**DATASET**:
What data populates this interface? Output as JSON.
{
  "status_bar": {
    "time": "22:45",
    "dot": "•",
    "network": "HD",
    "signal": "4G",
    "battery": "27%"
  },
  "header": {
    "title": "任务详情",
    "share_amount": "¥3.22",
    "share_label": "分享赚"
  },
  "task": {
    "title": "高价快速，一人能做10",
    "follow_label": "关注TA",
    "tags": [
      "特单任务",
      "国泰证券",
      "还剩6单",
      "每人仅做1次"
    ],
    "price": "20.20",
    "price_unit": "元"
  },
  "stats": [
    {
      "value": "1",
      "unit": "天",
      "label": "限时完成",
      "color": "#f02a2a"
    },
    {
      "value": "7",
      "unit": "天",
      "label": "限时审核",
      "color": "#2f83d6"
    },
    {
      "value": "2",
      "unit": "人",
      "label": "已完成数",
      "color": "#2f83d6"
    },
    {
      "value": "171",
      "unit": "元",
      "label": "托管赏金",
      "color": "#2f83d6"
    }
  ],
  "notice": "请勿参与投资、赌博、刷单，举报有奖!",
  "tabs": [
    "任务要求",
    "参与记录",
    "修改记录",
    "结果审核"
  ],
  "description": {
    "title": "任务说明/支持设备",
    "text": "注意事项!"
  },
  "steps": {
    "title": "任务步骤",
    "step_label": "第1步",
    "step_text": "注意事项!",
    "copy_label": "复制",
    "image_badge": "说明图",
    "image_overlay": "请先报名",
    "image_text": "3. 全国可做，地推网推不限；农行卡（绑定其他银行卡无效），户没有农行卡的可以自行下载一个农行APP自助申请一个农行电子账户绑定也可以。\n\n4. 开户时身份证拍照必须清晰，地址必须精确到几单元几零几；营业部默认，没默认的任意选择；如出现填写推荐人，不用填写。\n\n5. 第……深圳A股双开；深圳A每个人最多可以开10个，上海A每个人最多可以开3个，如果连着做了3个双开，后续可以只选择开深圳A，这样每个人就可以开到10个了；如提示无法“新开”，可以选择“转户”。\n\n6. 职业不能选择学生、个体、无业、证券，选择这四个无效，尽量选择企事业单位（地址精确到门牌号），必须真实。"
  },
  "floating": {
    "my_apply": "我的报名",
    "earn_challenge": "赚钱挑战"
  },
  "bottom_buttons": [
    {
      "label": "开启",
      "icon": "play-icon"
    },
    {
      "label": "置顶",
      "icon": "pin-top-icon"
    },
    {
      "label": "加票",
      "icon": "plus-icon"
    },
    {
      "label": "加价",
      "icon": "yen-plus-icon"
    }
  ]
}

**EXERCISE DESCRIPTION**:
Extract every line containing the string "title" from the material.

**ANSWER FOR THIS EXERCISE**:
    "title": "任务详情",
    "title": "高价快速，一人能做10",
    "title": "任务说明/支持设备",
    "title": "任务步骤",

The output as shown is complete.